▸ **What the task requires**
Select the lines of the records containing the word "proposta" and list them.

_____

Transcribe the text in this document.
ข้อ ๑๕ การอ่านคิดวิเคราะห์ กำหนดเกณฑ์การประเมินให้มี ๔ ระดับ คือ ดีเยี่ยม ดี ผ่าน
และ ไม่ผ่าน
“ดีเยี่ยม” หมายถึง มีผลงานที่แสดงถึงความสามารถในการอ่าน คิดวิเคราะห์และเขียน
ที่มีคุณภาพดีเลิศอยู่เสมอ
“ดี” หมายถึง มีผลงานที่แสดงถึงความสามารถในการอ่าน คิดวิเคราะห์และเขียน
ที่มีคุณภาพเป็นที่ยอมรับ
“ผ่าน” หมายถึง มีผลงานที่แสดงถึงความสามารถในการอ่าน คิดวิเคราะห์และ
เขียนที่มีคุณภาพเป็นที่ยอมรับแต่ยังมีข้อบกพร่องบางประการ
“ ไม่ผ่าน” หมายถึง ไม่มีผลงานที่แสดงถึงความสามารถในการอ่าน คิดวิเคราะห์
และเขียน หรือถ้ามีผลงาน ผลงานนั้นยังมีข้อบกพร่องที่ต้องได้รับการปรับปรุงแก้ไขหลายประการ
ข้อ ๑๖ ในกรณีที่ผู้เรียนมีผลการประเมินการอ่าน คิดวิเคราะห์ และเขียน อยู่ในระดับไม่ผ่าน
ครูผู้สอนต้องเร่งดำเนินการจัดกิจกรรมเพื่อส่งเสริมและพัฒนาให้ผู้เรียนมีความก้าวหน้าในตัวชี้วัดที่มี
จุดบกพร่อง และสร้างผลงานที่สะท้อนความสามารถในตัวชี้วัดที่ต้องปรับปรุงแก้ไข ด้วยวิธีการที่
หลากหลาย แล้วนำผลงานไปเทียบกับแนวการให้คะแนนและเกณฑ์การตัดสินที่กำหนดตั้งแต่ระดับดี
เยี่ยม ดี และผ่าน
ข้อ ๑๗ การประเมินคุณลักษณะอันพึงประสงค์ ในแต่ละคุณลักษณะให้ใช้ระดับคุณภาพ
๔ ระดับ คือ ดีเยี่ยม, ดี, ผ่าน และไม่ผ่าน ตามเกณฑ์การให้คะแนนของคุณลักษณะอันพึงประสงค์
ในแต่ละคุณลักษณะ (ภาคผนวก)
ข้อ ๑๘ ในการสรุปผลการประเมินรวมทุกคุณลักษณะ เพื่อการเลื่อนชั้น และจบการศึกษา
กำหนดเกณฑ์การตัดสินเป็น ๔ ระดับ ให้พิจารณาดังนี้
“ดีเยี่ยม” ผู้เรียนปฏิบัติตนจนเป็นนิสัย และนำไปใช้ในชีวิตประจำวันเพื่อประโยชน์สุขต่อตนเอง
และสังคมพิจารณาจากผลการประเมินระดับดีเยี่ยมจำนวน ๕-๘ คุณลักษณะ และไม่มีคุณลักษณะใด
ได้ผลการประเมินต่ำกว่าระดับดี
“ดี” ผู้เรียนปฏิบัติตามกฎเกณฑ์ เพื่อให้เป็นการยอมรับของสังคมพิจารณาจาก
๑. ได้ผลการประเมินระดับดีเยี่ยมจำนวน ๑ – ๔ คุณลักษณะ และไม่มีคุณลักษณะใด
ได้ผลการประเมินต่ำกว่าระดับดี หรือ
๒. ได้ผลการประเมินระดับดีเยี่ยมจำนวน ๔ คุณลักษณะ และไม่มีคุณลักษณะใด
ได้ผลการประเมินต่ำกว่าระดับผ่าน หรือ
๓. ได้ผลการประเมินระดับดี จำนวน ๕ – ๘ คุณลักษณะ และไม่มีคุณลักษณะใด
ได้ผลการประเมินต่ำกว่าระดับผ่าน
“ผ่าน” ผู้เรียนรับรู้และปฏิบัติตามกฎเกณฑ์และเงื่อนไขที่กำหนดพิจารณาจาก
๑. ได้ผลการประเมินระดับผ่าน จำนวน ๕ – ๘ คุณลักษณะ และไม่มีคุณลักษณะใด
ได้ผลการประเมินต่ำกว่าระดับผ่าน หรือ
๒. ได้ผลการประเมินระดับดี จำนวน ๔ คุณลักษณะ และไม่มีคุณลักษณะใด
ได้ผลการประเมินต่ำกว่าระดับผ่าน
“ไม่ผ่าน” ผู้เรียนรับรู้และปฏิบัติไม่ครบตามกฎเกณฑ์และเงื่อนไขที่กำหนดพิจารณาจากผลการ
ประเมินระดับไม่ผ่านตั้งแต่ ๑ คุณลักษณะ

_____

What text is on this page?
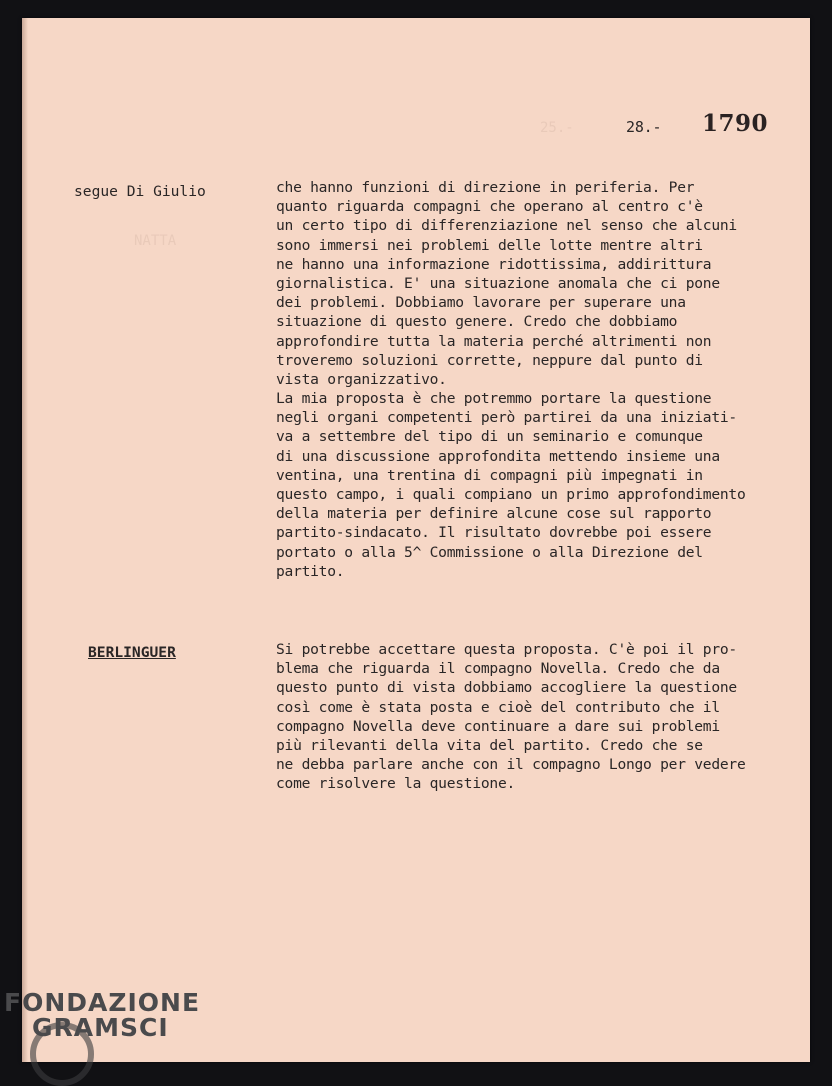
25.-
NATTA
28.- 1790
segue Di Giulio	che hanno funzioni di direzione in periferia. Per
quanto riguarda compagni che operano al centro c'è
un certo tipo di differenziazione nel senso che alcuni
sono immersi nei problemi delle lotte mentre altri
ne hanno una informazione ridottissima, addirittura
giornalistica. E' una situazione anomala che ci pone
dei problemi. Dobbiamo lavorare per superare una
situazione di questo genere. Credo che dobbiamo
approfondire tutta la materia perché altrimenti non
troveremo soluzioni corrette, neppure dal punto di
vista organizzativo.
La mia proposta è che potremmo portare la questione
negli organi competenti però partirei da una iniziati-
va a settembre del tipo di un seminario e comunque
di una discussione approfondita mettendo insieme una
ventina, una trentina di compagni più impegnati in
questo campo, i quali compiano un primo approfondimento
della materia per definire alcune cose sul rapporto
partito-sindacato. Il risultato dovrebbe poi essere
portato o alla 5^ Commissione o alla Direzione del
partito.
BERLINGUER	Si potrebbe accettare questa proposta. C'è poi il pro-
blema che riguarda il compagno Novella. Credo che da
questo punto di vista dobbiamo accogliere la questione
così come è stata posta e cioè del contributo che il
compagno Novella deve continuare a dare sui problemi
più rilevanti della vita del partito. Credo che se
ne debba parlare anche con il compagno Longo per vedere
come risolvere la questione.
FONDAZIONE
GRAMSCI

_____

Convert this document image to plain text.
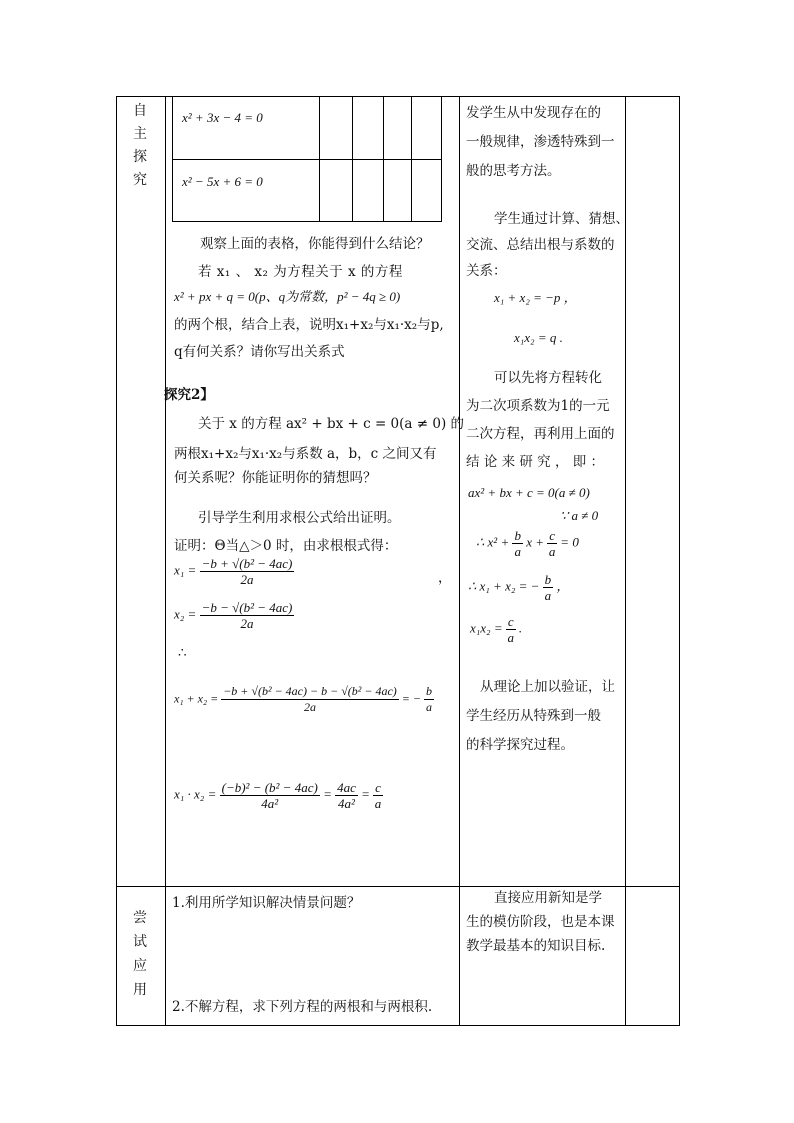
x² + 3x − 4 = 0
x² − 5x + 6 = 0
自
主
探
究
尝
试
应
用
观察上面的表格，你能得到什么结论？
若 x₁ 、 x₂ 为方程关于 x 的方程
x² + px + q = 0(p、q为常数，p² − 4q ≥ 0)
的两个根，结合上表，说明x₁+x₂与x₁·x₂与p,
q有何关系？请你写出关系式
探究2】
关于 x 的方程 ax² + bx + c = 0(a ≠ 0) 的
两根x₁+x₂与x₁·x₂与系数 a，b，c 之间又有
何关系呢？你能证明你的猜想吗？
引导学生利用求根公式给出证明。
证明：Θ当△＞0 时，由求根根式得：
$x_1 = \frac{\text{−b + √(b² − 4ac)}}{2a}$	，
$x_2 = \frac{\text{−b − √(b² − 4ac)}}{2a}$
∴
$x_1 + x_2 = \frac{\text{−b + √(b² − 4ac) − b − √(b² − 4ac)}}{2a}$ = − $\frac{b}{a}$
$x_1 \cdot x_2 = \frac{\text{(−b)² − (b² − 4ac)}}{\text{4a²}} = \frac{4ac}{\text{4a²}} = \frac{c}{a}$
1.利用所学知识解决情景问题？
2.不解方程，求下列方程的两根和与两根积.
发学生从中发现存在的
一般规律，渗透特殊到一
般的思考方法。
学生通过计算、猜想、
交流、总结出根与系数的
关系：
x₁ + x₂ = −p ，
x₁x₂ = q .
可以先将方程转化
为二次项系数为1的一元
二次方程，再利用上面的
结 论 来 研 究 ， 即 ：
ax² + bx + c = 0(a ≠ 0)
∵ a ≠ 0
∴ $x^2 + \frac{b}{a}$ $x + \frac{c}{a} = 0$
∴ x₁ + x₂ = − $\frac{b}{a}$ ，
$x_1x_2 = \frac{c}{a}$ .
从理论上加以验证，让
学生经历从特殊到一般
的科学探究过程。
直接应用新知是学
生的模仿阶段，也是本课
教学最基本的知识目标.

_____

▸ **Task result**
La mia proposta è che potremmo portare la questione
BERLINGUER	Si potrebbe accettare questa proposta. C'è poi il pro-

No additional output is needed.